* Short exercise: Copy the records that follow exactly as written, but not their pictures.

* Stored records:
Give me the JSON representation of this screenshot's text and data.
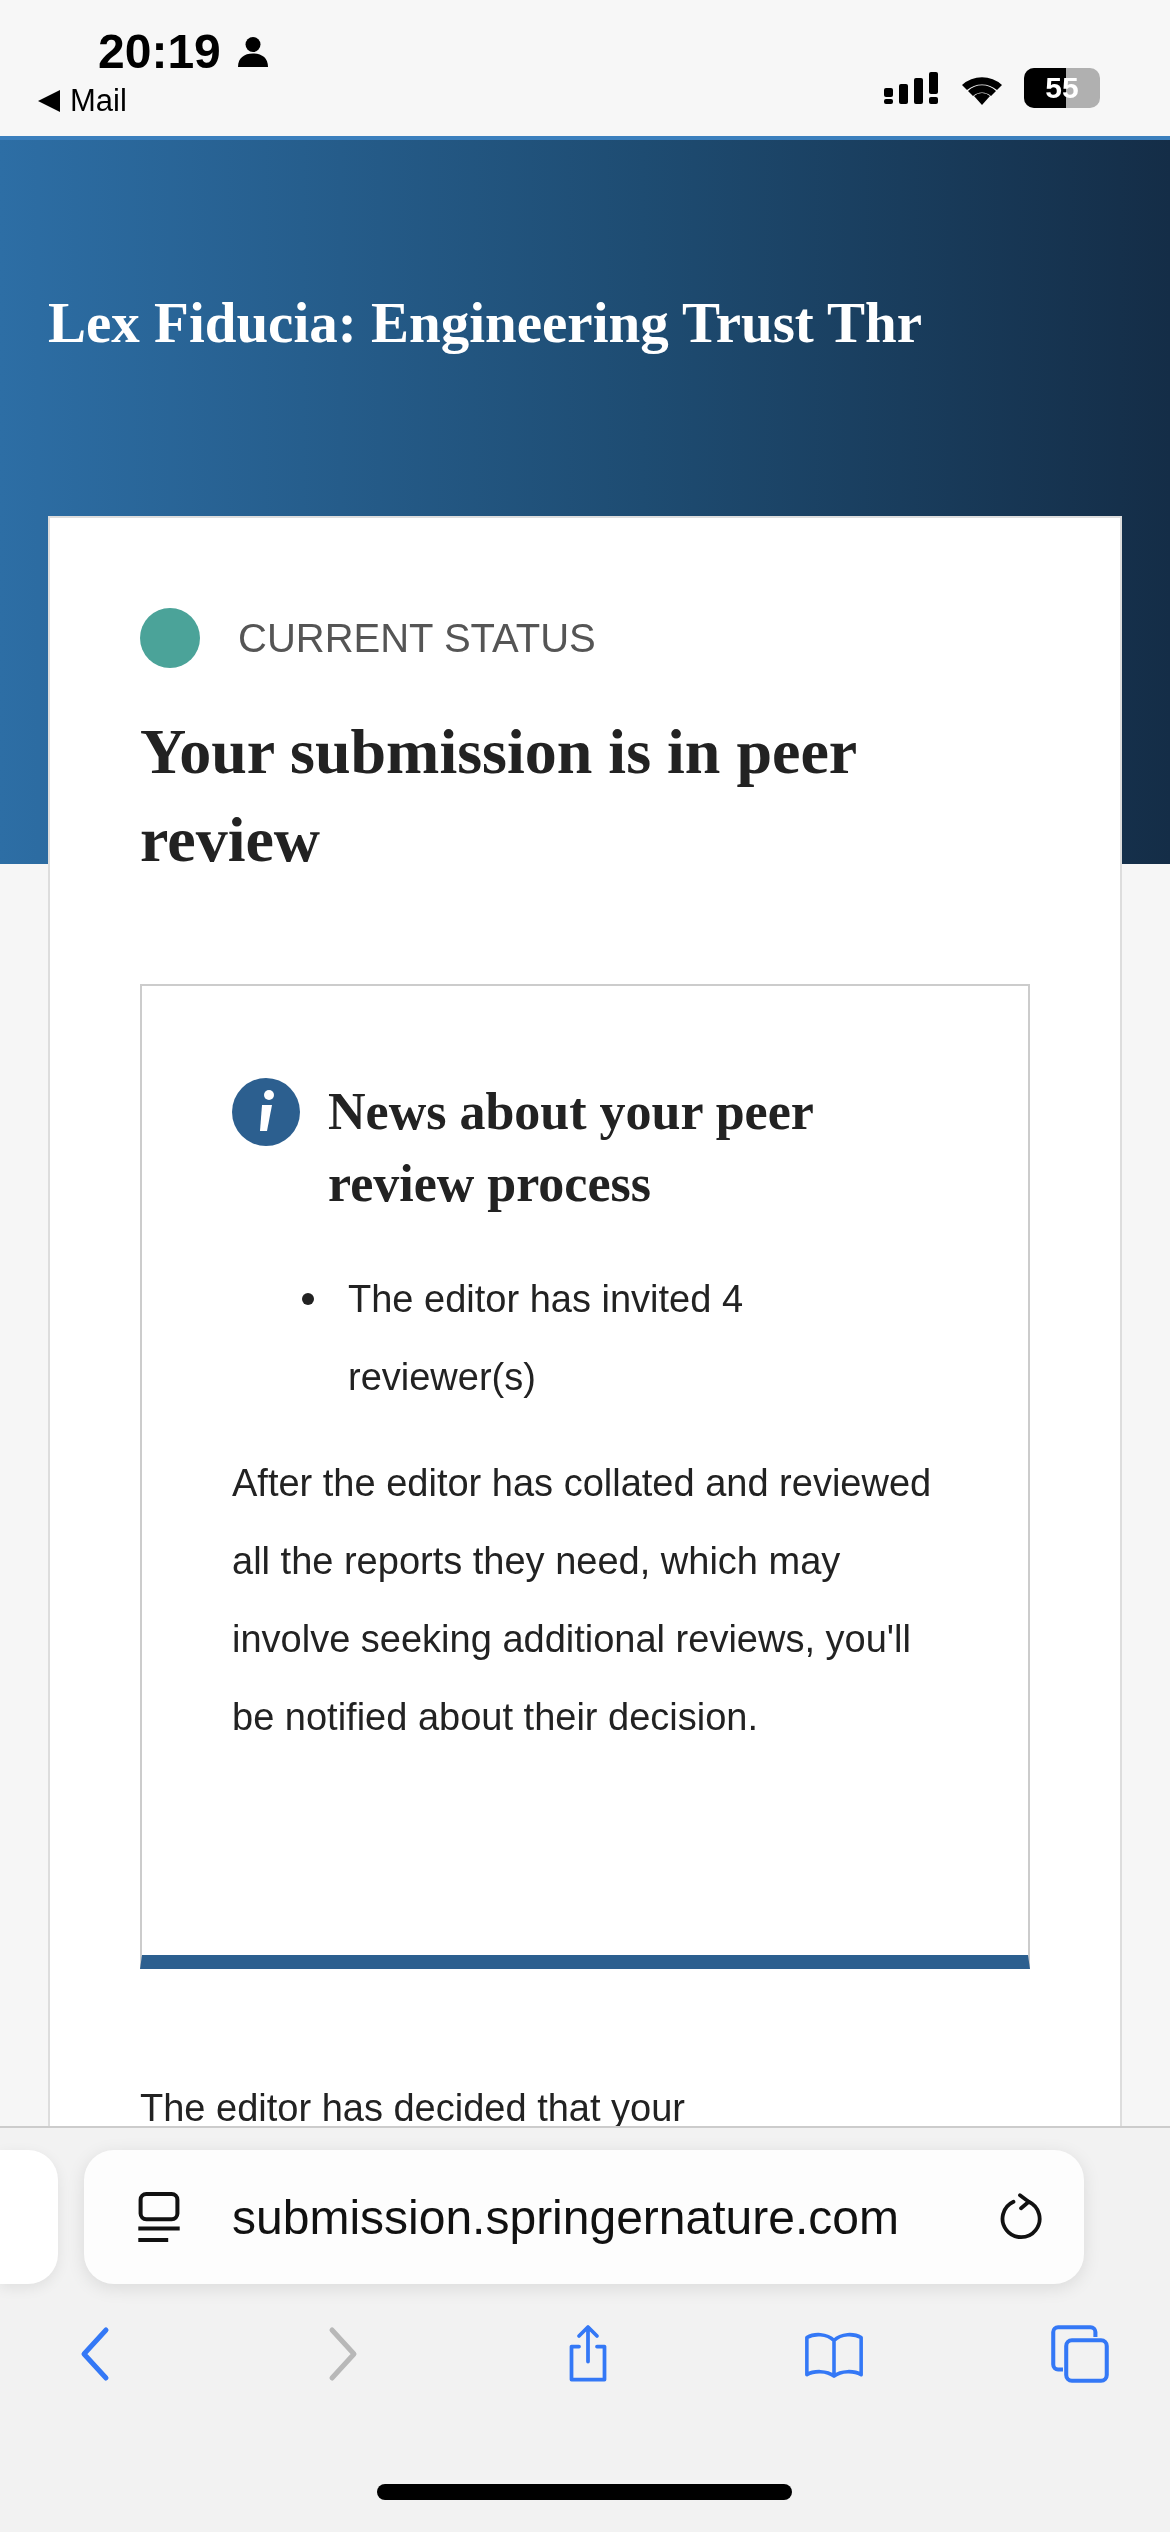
{
  "status_bar": {
    "time": "20:19",
    "back_app": "Mail",
    "battery": "55"
  },
  "header": {
    "title": "Lex Fiducia: Engineering Trust Thr"
  },
  "status_card": {
    "label": "CURRENT STATUS",
    "color": "#4ba399",
    "heading": "Your submission is in peer review",
    "news": {
      "title": "News about your peer review process",
      "bullets": [
        "The editor has invited 4 reviewer(s)"
      ],
      "paragraph": "After the editor has collated and reviewed all the reports they need, which may involve seeking additional reviews, you'll be notified about their decision."
    },
    "next_text": "The editor has decided that your"
  },
  "browser": {
    "url": "submission.springernature.com",
    "forward_disabled": true
  }
}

* Final result:
Give me the JSON representation of this screenshot's text and data.
{
  "status_bar": {
    "time": "20:19",
    "back_app": "Mail",
    "battery": "55"
  },
  "header": {
    "title": "Lex Fiducia: Engineering Trust Thr"
  },
  "status_card": {
    "label": "CURRENT STATUS",
    "color": "#4ba399",
    "heading": "Your submission is in peer review",
    "news": {
      "title": "News about your peer review process",
      "bullets": [
        "The editor has invited 4 reviewer(s)"
      ],
      "paragraph": "After the editor has collated and reviewed all the reports they need, which may involve seeking additional reviews, you'll be notified about their decision."
    },
    "next_text": "The editor has decided that your"
  },
  "browser": {
    "url": "submission.springernature.com",
    "forward_disabled": true
  }
}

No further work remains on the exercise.